[start Data for this task]

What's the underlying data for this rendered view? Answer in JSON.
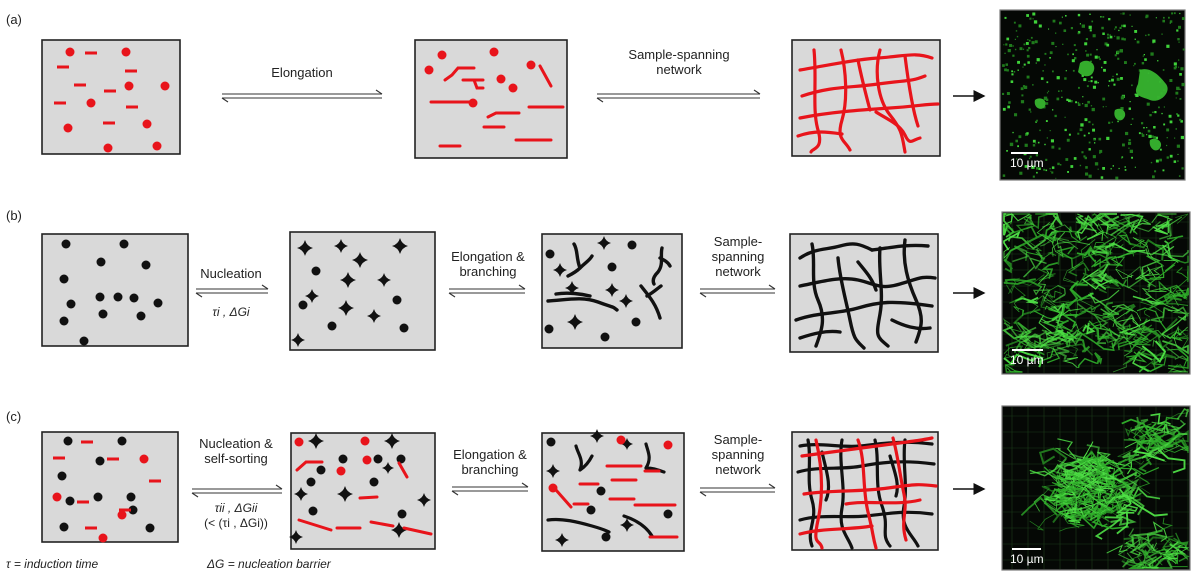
{
  "panels": [
    {
      "tag": "(a)",
      "arrows": [
        {
          "line1": "Elongation",
          "line2": "",
          "sub": "",
          "sub2": ""
        },
        {
          "line1": "Sample-spanning",
          "line2": "network",
          "sub": "",
          "sub2": ""
        }
      ],
      "micrograph": {
        "scale_label": "10 µm",
        "style": "sparse-speckled"
      }
    },
    {
      "tag": "(b)",
      "arrows": [
        {
          "line1": "Nucleation",
          "line2": "",
          "sub": "τi , ΔGi",
          "sub2": ""
        },
        {
          "line1": "Elongation &",
          "line2": "branching",
          "sub": "",
          "sub2": ""
        },
        {
          "line1": "Sample-",
          "line2": "spanning",
          "line3": "network",
          "sub": "",
          "sub2": ""
        }
      ],
      "micrograph": {
        "scale_label": "10 µm",
        "style": "dense-network"
      }
    },
    {
      "tag": "(c)",
      "arrows": [
        {
          "line1": "Nucleation &",
          "line2": "self-sorting",
          "sub": "τii , ΔGii",
          "sub2": "(< (τi , ΔGi))"
        },
        {
          "line1": "Elongation &",
          "line2": "branching",
          "sub": "",
          "sub2": ""
        },
        {
          "line1": "Sample-",
          "line2": "spanning",
          "line3": "network",
          "sub": "",
          "sub2": ""
        }
      ],
      "micrograph": {
        "scale_label": "10 µm",
        "style": "central-cluster"
      }
    }
  ],
  "legend": {
    "tau": "τ = induction time",
    "dg": "ΔG = nucleation barrier"
  },
  "colors": {
    "box_fill": "#d9d9d9",
    "box_stroke": "#222222",
    "red": "#e8141b",
    "black": "#111111",
    "micro_bg": "#050805",
    "micro_green": "#3fd23a"
  }
}
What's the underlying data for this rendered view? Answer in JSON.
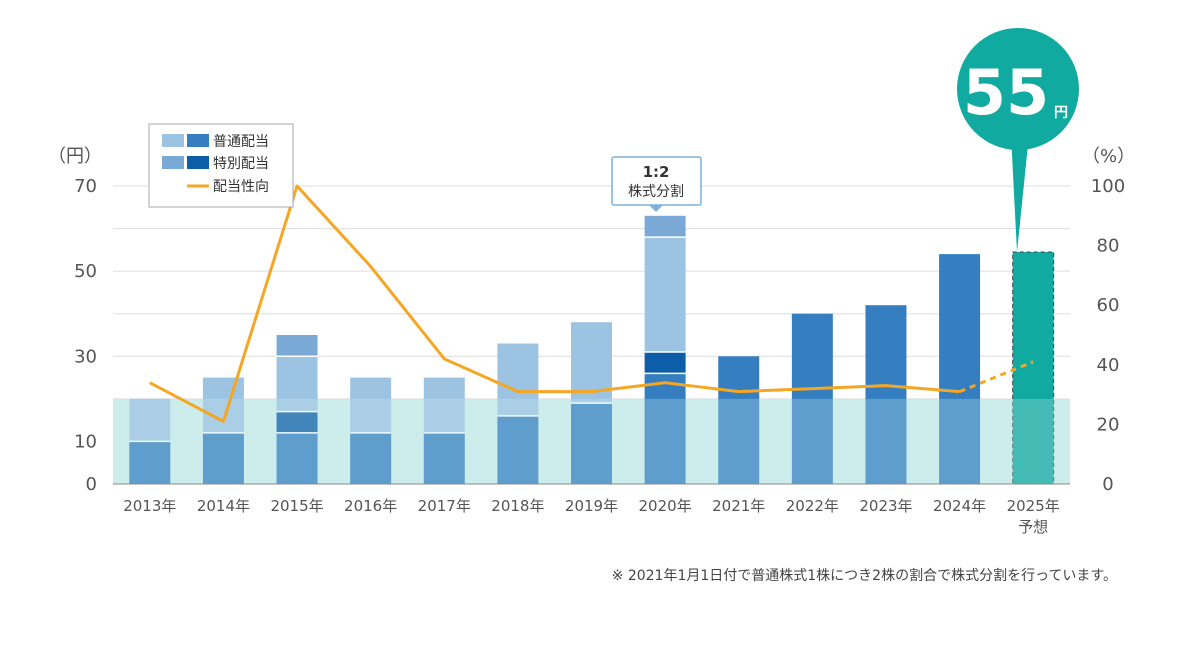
{
  "chart_data": {
    "type": "bar",
    "y_left_unit": "（円）",
    "y_right_unit": "（%）",
    "y_left_ticks": [
      "70",
      "50",
      "30",
      "10",
      "0"
    ],
    "y_right_ticks": [
      "100",
      "80",
      "60",
      "40",
      "20",
      "0"
    ],
    "ylim": [
      0,
      70
    ],
    "ylim_right": [
      0,
      100
    ],
    "categories": [
      "2013年",
      "2014年",
      "2015年",
      "2016年",
      "2017年",
      "2018年",
      "2019年",
      "2020年",
      "2021年",
      "2022年",
      "2023年",
      "2024年",
      "2025年"
    ],
    "category_sublabels": [
      "",
      "",
      "",
      "",
      "",
      "",
      "",
      "",
      "",
      "",
      "",
      "",
      "予想"
    ],
    "series": [
      {
        "name": "普通配当",
        "values": [
          20,
          25,
          25,
          25,
          25,
          33,
          38,
          53,
          30,
          40,
          42,
          54,
          54.5
        ]
      },
      {
        "name": "特別配当",
        "values": [
          0,
          0,
          10,
          0,
          0,
          0,
          0,
          10,
          0,
          0,
          0,
          0,
          0
        ]
      },
      {
        "name": "配当性向",
        "values": [
          34,
          21,
          100,
          73,
          42,
          31,
          31,
          34,
          31,
          32,
          33,
          31,
          41
        ]
      }
    ],
    "forecast_index": 12,
    "shaded_band_max": 20,
    "legend": [
      {
        "label": "普通配当",
        "key": "regular"
      },
      {
        "label": "特別配当",
        "key": "special"
      },
      {
        "label": "配当性向",
        "key": "payout"
      }
    ],
    "legend_position": "top-left",
    "split_callout": {
      "line1": "1:2",
      "line2": "株式分割"
    },
    "forecast_callout": {
      "value": "55",
      "unit": "円"
    },
    "note": "※  2021年1月1日付で普通株式1株につき2株の割合で株式分割を行っています。",
    "colors": {
      "regular_light": "#9dc3e3",
      "regular_dark": "#357fc1",
      "special_light": "#7aa9d6",
      "special_dark": "#0d5ea8",
      "payout_line": "#f5a623",
      "forecast": "#10aaa0",
      "band": "#cdeeee"
    }
  }
}
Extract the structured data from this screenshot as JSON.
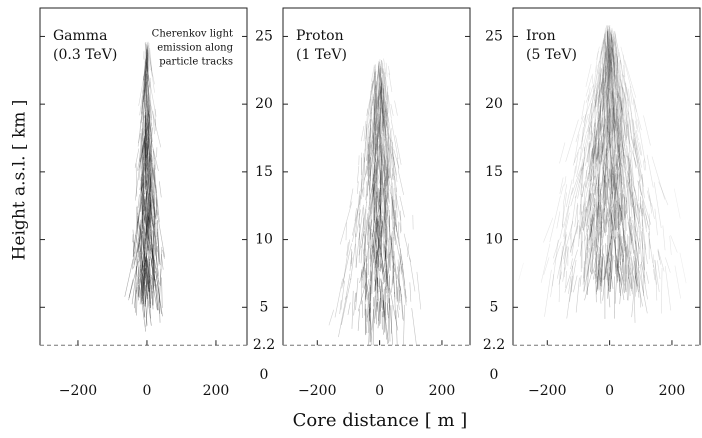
{
  "axis_labels": {
    "x": "Core distance [ m ]",
    "y": "Height a.s.l. [ km ]"
  },
  "chart_data": [
    {
      "type": "image",
      "title": [
        "Gamma",
        "(0.3 TeV)"
      ],
      "annotation": [
        "Cherenkov light",
        "emission along",
        "particle tracks"
      ],
      "xlim": [
        -310,
        290
      ],
      "xticks": [
        {
          "value": -200,
          "label": "−200"
        },
        0,
        200
      ],
      "ylim": [
        0,
        27.1
      ],
      "yticks": [
        0,
        2.2,
        5,
        10,
        15,
        20,
        25
      ],
      "observation_level": 2.2
    },
    {
      "type": "image",
      "title": [
        "Proton",
        "(1 TeV)"
      ],
      "xlim": [
        -310,
        290
      ],
      "xticks": [
        {
          "value": -200,
          "label": "−200"
        },
        0,
        200
      ],
      "ylim": [
        0,
        27.1
      ],
      "yticks": [
        0,
        2.2,
        5,
        10,
        15,
        20,
        25
      ],
      "observation_level": 2.2
    },
    {
      "type": "image",
      "title": [
        "Iron",
        "(5 TeV)"
      ],
      "xlim": [
        -310,
        290
      ],
      "xticks": [
        {
          "value": -200,
          "label": "−200"
        },
        0,
        200
      ],
      "ylim": [
        0,
        27.1
      ],
      "yticks": [
        0,
        2.2,
        5,
        10,
        15,
        20,
        25
      ],
      "observation_level": 2.2
    }
  ]
}
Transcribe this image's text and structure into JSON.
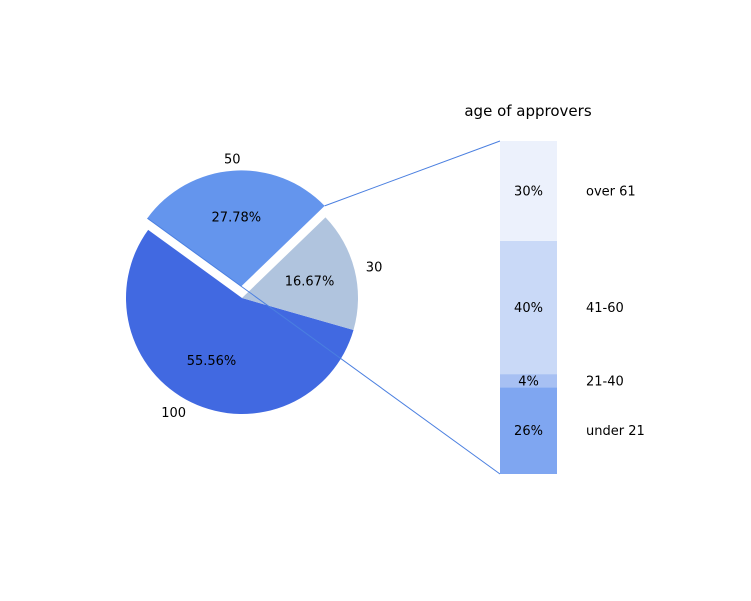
{
  "chart_data": [
    {
      "type": "pie",
      "slices": [
        {
          "value": 100,
          "value_label": "100",
          "pct_label": "55.56%",
          "color": "#4169e1",
          "exploded": false
        },
        {
          "value": 30,
          "value_label": "30",
          "pct_label": "16.67%",
          "color": "#b0c4de",
          "exploded": false
        },
        {
          "value": 50,
          "value_label": "50",
          "pct_label": "27.78%",
          "color": "#6495ed",
          "exploded": true
        }
      ]
    },
    {
      "type": "bar",
      "stacked": true,
      "title": "age of approvers",
      "categories": [
        "under 21",
        "21-40",
        "41-60",
        "over 61"
      ],
      "values": [
        26,
        4,
        40,
        30
      ],
      "pct_labels": [
        "26%",
        "4%",
        "40%",
        "30%"
      ],
      "colors": [
        "#7fa6f1",
        "#a7c0f3",
        "#c9d9f7",
        "#ecf1fc"
      ]
    }
  ]
}
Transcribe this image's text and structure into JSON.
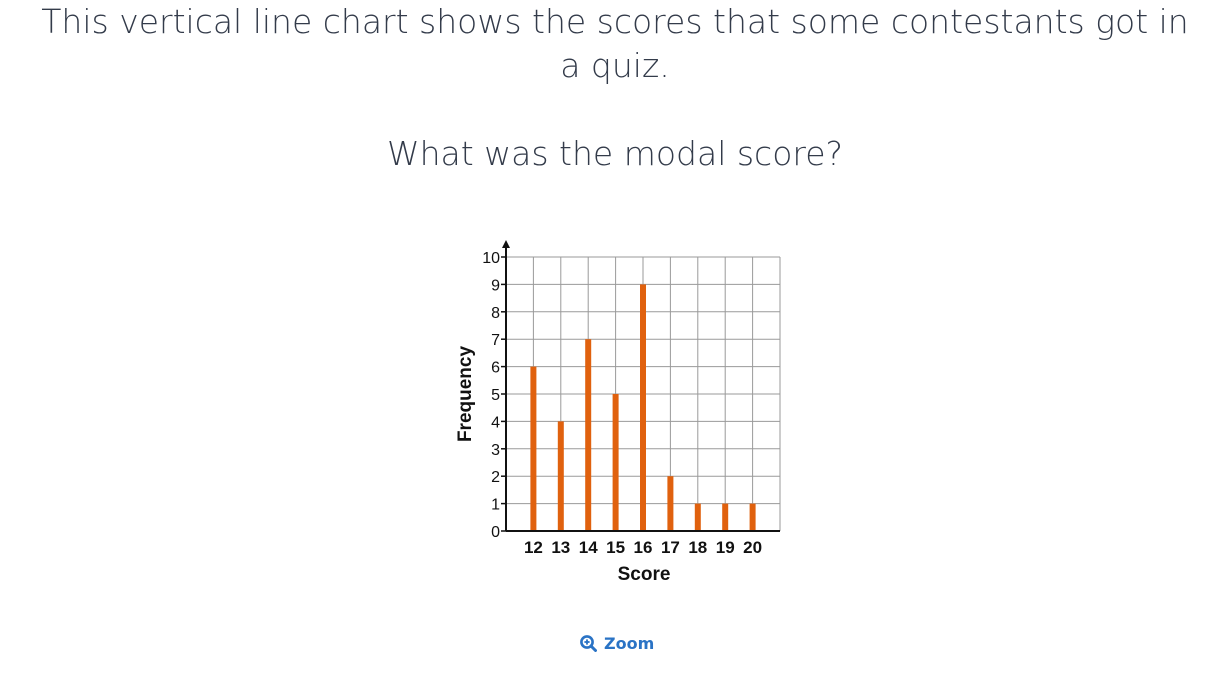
{
  "question": {
    "line1": "This vertical line chart shows the scores that some contestants got in",
    "line2": "a quiz.",
    "prompt": "What was the modal score?"
  },
  "zoom": {
    "label": "Zoom",
    "icon": "zoom-in-icon"
  },
  "colors": {
    "bar": "#e0610e",
    "grid": "#9a9a9a",
    "axis": "#111111",
    "accent": "#2a73c5"
  },
  "chart_data": {
    "type": "bar",
    "categories": [
      "12",
      "13",
      "14",
      "15",
      "16",
      "17",
      "18",
      "19",
      "20"
    ],
    "values": [
      6,
      4,
      7,
      5,
      9,
      2,
      1,
      1,
      1
    ],
    "title": "",
    "xlabel": "Score",
    "ylabel": "Frequency",
    "ylim": [
      0,
      10
    ],
    "yticks": [
      "0",
      "1",
      "2",
      "3",
      "4",
      "5",
      "6",
      "7",
      "8",
      "9",
      "10"
    ],
    "grid": true,
    "style": "vertical-line"
  }
}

[end Data for this task]

** Instructions for the task **
Copy the entries above faithfully and omit every image.

** Written answer **
What's the underlying data for this rendered view? Answer in JSON.
{
  "panels": [
    {
      "tag": "(a)",
      "arrows": [
        {
          "line1": "Elongation",
          "line2": "",
          "sub": "",
          "sub2": ""
        },
        {
          "line1": "Sample-spanning",
          "line2": "network",
          "sub": "",
          "sub2": ""
        }
      ],
      "micrograph": {
        "scale_label": "10 µm",
        "style": "sparse-speckled"
      }
    },
    {
      "tag": "(b)",
      "arrows": [
        {
          "line1": "Nucleation",
          "line2": "",
          "sub": "τi , ΔGi",
          "sub2": ""
        },
        {
          "line1": "Elongation &",
          "line2": "branching",
          "sub": "",
          "sub2": ""
        },
        {
          "line1": "Sample-",
          "line2": "spanning",
          "line3": "network",
          "sub": "",
          "sub2": ""
        }
      ],
      "micrograph": {
        "scale_label": "10 µm",
        "style": "dense-network"
      }
    },
    {
      "tag": "(c)",
      "arrows": [
        {
          "line1": "Nucleation &",
          "line2": "self-sorting",
          "sub": "τii , ΔGii",
          "sub2": "(< (τi , ΔGi))"
        },
        {
          "line1": "Elongation &",
          "line2": "branching",
          "sub": "",
          "sub2": ""
        },
        {
          "line1": "Sample-",
          "line2": "spanning",
          "line3": "network",
          "sub": "",
          "sub2": ""
        }
      ],
      "micrograph": {
        "scale_label": "10 µm",
        "style": "central-cluster"
      }
    }
  ],
  "legend": {
    "tau": "τ = induction time",
    "dg": "ΔG = nucleation barrier"
  },
  "colors": {
    "box_fill": "#d9d9d9",
    "box_stroke": "#222222",
    "red": "#e8141b",
    "black": "#111111",
    "micro_bg": "#050805",
    "micro_green": "#3fd23a"
  }
}
What's the underlying data for this rendered view? Answer in JSON.
{
  "chart_data": {
    "type": "bar",
    "y_left_unit": "（円）",
    "y_right_unit": "（%）",
    "y_left_ticks": [
      "70",
      "50",
      "30",
      "10",
      "0"
    ],
    "y_right_ticks": [
      "100",
      "80",
      "60",
      "40",
      "20",
      "0"
    ],
    "ylim": [
      0,
      70
    ],
    "ylim_right": [
      0,
      100
    ],
    "categories": [
      "2013年",
      "2014年",
      "2015年",
      "2016年",
      "2017年",
      "2018年",
      "2019年",
      "2020年",
      "2021年",
      "2022年",
      "2023年",
      "2024年",
      "2025年"
    ],
    "category_sublabels": [
      "",
      "",
      "",
      "",
      "",
      "",
      "",
      "",
      "",
      "",
      "",
      "",
      "予想"
    ],
    "series": [
      {
        "name": "普通配当",
        "values": [
          20,
          25,
          25,
          25,
          25,
          33,
          38,
          53,
          30,
          40,
          42,
          54,
          54.5
        ]
      },
      {
        "name": "特別配当",
        "values": [
          0,
          0,
          10,
          0,
          0,
          0,
          0,
          10,
          0,
          0,
          0,
          0,
          0
        ]
      },
      {
        "name": "配当性向",
        "values": [
          34,
          21,
          100,
          73,
          42,
          31,
          31,
          34,
          31,
          32,
          33,
          31,
          41
        ]
      }
    ],
    "forecast_index": 12,
    "shaded_band_max": 20,
    "legend": [
      {
        "label": "普通配当",
        "key": "regular"
      },
      {
        "label": "特別配当",
        "key": "special"
      },
      {
        "label": "配当性向",
        "key": "payout"
      }
    ],
    "legend_position": "top-left",
    "split_callout": {
      "line1": "1:2",
      "line2": "株式分割"
    },
    "forecast_callout": {
      "value": "55",
      "unit": "円"
    },
    "note": "※  2021年1月1日付で普通株式1株につき2株の割合で株式分割を行っています。",
    "colors": {
      "regular_light": "#9dc3e3",
      "regular_dark": "#357fc1",
      "special_light": "#7aa9d6",
      "special_dark": "#0d5ea8",
      "payout_line": "#f5a623",
      "forecast": "#10aaa0",
      "band": "#cdeeee"
    }
  }
}
Extract the structured data from this screenshot as JSON.
{
  "axis_labels": {
    "x": "Core distance [ m ]",
    "y": "Height a.s.l. [ km ]"
  },
  "chart_data": [
    {
      "type": "image",
      "title": [
        "Gamma",
        "(0.3 TeV)"
      ],
      "annotation": [
        "Cherenkov light",
        "emission along",
        "particle tracks"
      ],
      "xlim": [
        -310,
        290
      ],
      "xticks": [
        {
          "value": -200,
          "label": "−200"
        },
        0,
        200
      ],
      "ylim": [
        0,
        27.1
      ],
      "yticks": [
        0,
        2.2,
        5,
        10,
        15,
        20,
        25
      ],
      "observation_level": 2.2
    },
    {
      "type": "image",
      "title": [
        "Proton",
        "(1 TeV)"
      ],
      "xlim": [
        -310,
        290
      ],
      "xticks": [
        {
          "value": -200,
          "label": "−200"
        },
        0,
        200
      ],
      "ylim": [
        0,
        27.1
      ],
      "yticks": [
        0,
        2.2,
        5,
        10,
        15,
        20,
        25
      ],
      "observation_level": 2.2
    },
    {
      "type": "image",
      "title": [
        "Iron",
        "(5 TeV)"
      ],
      "xlim": [
        -310,
        290
      ],
      "xticks": [
        {
          "value": -200,
          "label": "−200"
        },
        0,
        200
      ],
      "ylim": [
        0,
        27.1
      ],
      "yticks": [
        0,
        2.2,
        5,
        10,
        15,
        20,
        25
      ],
      "observation_level": 2.2
    }
  ]
}
Transcribe this image's text and structure into JSON.
{
  "chart_data": [
    {
      "type": "pie",
      "slices": [
        {
          "value": 100,
          "value_label": "100",
          "pct_label": "55.56%",
          "color": "#4169e1",
          "exploded": false
        },
        {
          "value": 30,
          "value_label": "30",
          "pct_label": "16.67%",
          "color": "#b0c4de",
          "exploded": false
        },
        {
          "value": 50,
          "value_label": "50",
          "pct_label": "27.78%",
          "color": "#6495ed",
          "exploded": true
        }
      ]
    },
    {
      "type": "bar",
      "stacked": true,
      "title": "age of approvers",
      "categories": [
        "under 21",
        "21-40",
        "41-60",
        "over 61"
      ],
      "values": [
        26,
        4,
        40,
        30
      ],
      "pct_labels": [
        "26%",
        "4%",
        "40%",
        "30%"
      ],
      "colors": [
        "#7fa6f1",
        "#a7c0f3",
        "#c9d9f7",
        "#ecf1fc"
      ]
    }
  ]
}
Transcribe this image's text and structure into JSON.
{
  "question": {
    "line1": "This vertical line chart shows the scores that some contestants got in",
    "line2": "a quiz.",
    "prompt": "What was the modal score?"
  },
  "zoom": {
    "label": "Zoom",
    "icon": "zoom-in-icon"
  },
  "colors": {
    "bar": "#e0610e",
    "grid": "#9a9a9a",
    "axis": "#111111",
    "accent": "#2a73c5"
  },
  "chart_data": {
    "type": "bar",
    "categories": [
      "12",
      "13",
      "14",
      "15",
      "16",
      "17",
      "18",
      "19",
      "20"
    ],
    "values": [
      6,
      4,
      7,
      5,
      9,
      2,
      1,
      1,
      1
    ],
    "title": "",
    "xlabel": "Score",
    "ylabel": "Frequency",
    "ylim": [
      0,
      10
    ],
    "yticks": [
      "0",
      "1",
      "2",
      "3",
      "4",
      "5",
      "6",
      "7",
      "8",
      "9",
      "10"
    ],
    "grid": true,
    "style": "vertical-line"
  }
}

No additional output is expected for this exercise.